#### Text shown
- - - - - - -

# In FL, Looking for Small Standard or Large Mini in Apricot



## Chagall's mom (Jan 9, 2010)

Did you try contacting one of the ARPC officers to ask for their suggestions on breeders? They know the scoop on who has pups and who's about to.

You might also find breeders in Florida (or elsewhere) via the Poodle Club of America website. 
Affiliate Clubs, PCA Member Breeders and Poodle Rescue Contacts

or contact:

Leslie Newing (PCA Breeder referral east of the Mississippi)
(203) 255-3396
Accepting calls from 9:00 AM to 9:00 PM Eastern time
[email protected]

I have an over-sized mpoo, he's almost 18" and 20 lbs. Keep the faith, the poodle pup you want is out there somewhere. Good luck!:clover:


----------



## les_garten (Jul 22, 2013)

Chagall's mom said:


> Did you try contacting one of the ARPC officers to ask for their suggestions on breeders? They know the scoop on who has pups and who's about to.
> 
> You might also find breeders in Florida (or elsewhere) via the Poodle Club of America website.
> Affiliate Clubs, PCA Member Breeders and Poodle Rescue Contacts
> ...


Thanx! A lot of good ideas here.


----------

- - - - - - -

#### Records supplied
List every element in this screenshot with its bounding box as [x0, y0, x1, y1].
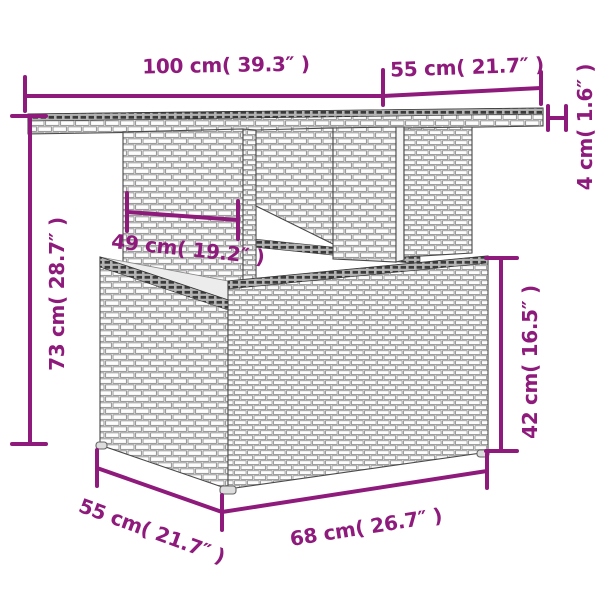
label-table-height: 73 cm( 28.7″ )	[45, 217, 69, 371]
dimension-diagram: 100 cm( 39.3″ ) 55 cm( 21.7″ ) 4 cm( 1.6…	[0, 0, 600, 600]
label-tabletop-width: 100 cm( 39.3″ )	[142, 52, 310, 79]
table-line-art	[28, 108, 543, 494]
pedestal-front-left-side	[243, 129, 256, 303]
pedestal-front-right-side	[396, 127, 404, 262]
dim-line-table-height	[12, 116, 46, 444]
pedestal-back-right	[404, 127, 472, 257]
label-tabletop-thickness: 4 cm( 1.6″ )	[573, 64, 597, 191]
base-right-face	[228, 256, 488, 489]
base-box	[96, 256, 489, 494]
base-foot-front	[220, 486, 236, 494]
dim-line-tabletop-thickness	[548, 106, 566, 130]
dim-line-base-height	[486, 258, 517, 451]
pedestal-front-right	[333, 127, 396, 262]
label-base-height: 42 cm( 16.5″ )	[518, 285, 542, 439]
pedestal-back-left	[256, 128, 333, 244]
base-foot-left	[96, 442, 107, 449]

- - - - - - -

#### Exercise
Rewrite the passage of the poodle breeder thread from "(203) 255-3396" up to and including "(Jul 22, 2013)", swapping "Eastern time" for "Pacific time".

#### Result
(203) 255-3396
Accepting calls from 9:00 AM to 9:00 PM Pacific time
[email protected]

I have an over-sized mpoo, he's almost 18" and 20 lbs. Keep the faith, the poodle pup you want is out there somewhere. Good luck!:clover:


----------



## les_garten (Jul 22, 2013)